_TASK INPUT_:
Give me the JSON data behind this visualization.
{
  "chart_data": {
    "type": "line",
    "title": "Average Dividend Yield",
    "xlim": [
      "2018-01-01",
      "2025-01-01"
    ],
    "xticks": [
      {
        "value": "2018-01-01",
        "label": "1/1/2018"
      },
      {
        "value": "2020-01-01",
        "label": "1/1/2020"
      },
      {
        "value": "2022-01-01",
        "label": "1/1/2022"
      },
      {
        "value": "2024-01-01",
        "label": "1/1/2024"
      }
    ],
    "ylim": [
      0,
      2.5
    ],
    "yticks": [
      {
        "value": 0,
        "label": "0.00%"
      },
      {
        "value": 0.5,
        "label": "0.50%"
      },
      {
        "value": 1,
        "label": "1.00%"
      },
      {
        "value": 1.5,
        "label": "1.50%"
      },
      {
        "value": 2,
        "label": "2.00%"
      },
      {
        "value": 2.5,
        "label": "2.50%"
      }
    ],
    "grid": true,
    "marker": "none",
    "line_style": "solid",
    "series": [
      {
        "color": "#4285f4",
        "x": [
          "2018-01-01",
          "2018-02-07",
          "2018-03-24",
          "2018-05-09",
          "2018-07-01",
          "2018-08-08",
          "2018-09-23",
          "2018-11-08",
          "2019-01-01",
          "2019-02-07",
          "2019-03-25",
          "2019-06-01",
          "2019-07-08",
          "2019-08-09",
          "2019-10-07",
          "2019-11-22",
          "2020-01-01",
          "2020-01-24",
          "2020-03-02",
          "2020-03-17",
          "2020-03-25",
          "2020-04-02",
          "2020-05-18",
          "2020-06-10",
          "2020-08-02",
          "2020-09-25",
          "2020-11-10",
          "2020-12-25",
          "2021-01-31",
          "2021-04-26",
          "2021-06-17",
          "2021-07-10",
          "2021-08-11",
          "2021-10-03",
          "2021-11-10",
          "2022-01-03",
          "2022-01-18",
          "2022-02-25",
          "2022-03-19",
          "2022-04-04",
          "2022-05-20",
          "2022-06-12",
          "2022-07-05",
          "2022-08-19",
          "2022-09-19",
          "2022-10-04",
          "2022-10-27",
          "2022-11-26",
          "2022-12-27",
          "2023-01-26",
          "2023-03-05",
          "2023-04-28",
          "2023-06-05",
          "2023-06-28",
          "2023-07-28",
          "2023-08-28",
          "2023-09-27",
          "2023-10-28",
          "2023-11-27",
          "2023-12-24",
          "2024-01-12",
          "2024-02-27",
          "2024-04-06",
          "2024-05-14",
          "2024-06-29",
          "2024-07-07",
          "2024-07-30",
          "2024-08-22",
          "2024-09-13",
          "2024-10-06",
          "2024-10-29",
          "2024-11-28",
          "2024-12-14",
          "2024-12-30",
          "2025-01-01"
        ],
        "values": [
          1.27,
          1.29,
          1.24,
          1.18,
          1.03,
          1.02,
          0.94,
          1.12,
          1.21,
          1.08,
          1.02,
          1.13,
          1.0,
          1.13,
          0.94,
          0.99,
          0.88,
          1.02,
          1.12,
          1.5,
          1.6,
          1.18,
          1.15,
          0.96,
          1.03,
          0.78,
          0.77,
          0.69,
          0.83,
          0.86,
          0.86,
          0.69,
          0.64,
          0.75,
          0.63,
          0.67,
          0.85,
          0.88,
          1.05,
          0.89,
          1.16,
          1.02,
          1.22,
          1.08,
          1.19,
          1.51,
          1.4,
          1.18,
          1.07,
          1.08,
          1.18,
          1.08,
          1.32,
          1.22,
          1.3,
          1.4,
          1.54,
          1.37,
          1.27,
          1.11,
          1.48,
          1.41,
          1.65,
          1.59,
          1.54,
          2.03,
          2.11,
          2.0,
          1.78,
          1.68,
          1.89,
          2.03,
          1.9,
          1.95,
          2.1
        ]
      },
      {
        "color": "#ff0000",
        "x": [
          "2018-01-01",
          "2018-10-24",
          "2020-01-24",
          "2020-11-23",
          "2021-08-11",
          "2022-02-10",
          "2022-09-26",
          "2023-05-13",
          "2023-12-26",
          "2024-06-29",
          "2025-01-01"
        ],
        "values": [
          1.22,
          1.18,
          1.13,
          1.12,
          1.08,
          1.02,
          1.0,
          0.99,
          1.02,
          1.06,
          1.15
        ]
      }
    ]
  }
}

_WHAT TO WORK ON_: Repeat the records exactly, including every line.

_RESULT OF THE EXERCISE_:
Give me the JSON data behind this visualization.
{
  "chart_data": {
    "type": "line",
    "title": "Average Dividend Yield",
    "xlim": [
      "2018-01-01",
      "2025-01-01"
    ],
    "xticks": [
      {
        "value": "2018-01-01",
        "label": "1/1/2018"
      },
      {
        "value": "2020-01-01",
        "label": "1/1/2020"
      },
      {
        "value": "2022-01-01",
        "label": "1/1/2022"
      },
      {
        "value": "2024-01-01",
        "label": "1/1/2024"
      }
    ],
    "ylim": [
      0,
      2.5
    ],
    "yticks": [
      {
        "value": 0,
        "label": "0.00%"
      },
      {
        "value": 0.5,
        "label": "0.50%"
      },
      {
        "value": 1,
        "label": "1.00%"
      },
      {
        "value": 1.5,
        "label": "1.50%"
      },
      {
        "value": 2,
        "label": "2.00%"
      },
      {
        "value": 2.5,
        "label": "2.50%"
      }
    ],
    "grid": true,
    "marker": "none",
    "line_style": "solid",
    "series": [
      {
        "color": "#4285f4",
        "x": [
          "2018-01-01",
          "2018-02-07",
          "2018-03-24",
          "2018-05-09",
          "2018-07-01",
          "2018-08-08",
          "2018-09-23",
          "2018-11-08",
          "2019-01-01",
          "2019-02-07",
          "2019-03-25",
          "2019-06-01",
          "2019-07-08",
          "2019-08-09",
          "2019-10-07",
          "2019-11-22",
          "2020-01-01",
          "2020-01-24",
          "2020-03-02",
          "2020-03-17",
          "2020-03-25",
          "2020-04-02",
          "2020-05-18",
          "2020-06-10",
          "2020-08-02",
          "2020-09-25",
          "2020-11-10",
          "2020-12-25",
          "2021-01-31",
          "2021-04-26",
          "2021-06-17",
          "2021-07-10",
          "2021-08-11",
          "2021-10-03",
          "2021-11-10",
          "2022-01-03",
          "2022-01-18",
          "2022-02-25",
          "2022-03-19",
          "2022-04-04",
          "2022-05-20",
          "2022-06-12",
          "2022-07-05",
          "2022-08-19",
          "2022-09-19",
          "2022-10-04",
          "2022-10-27",
          "2022-11-26",
          "2022-12-27",
          "2023-01-26",
          "2023-03-05",
          "2023-04-28",
          "2023-06-05",
          "2023-06-28",
          "2023-07-28",
          "2023-08-28",
          "2023-09-27",
          "2023-10-28",
          "2023-11-27",
          "2023-12-24",
          "2024-01-12",
          "2024-02-27",
          "2024-04-06",
          "2024-05-14",
          "2024-06-29",
          "2024-07-07",
          "2024-07-30",
          "2024-08-22",
          "2024-09-13",
          "2024-10-06",
          "2024-10-29",
          "2024-11-28",
          "2024-12-14",
          "2024-12-30",
          "2025-01-01"
        ],
        "values": [
          1.27,
          1.29,
          1.24,
          1.18,
          1.03,
          1.02,
          0.94,
          1.12,
          1.21,
          1.08,
          1.02,
          1.13,
          1.0,
          1.13,
          0.94,
          0.99,
          0.88,
          1.02,
          1.12,
          1.5,
          1.6,
          1.18,
          1.15,
          0.96,
          1.03,
          0.78,
          0.77,
          0.69,
          0.83,
          0.86,
          0.86,
          0.69,
          0.64,
          0.75,
          0.63,
          0.67,
          0.85,
          0.88,
          1.05,
          0.89,
          1.16,
          1.02,
          1.22,
          1.08,
          1.19,
          1.51,
          1.4,
          1.18,
          1.07,
          1.08,
          1.18,
          1.08,
          1.32,
          1.22,
          1.3,
          1.4,
          1.54,
          1.37,
          1.27,
          1.11,
          1.48,
          1.41,
          1.65,
          1.59,
          1.54,
          2.03,
          2.11,
          2.0,
          1.78,
          1.68,
          1.89,
          2.03,
          1.9,
          1.95,
          2.1
        ]
      },
      {
        "color": "#ff0000",
        "x": [
          "2018-01-01",
          "2018-10-24",
          "2020-01-24",
          "2020-11-23",
          "2021-08-11",
          "2022-02-10",
          "2022-09-26",
          "2023-05-13",
          "2023-12-26",
          "2024-06-29",
          "2025-01-01"
        ],
        "values": [
          1.22,
          1.18,
          1.13,
          1.12,
          1.08,
          1.02,
          1.0,
          0.99,
          1.02,
          1.06,
          1.15
        ]
      }
    ]
  }
}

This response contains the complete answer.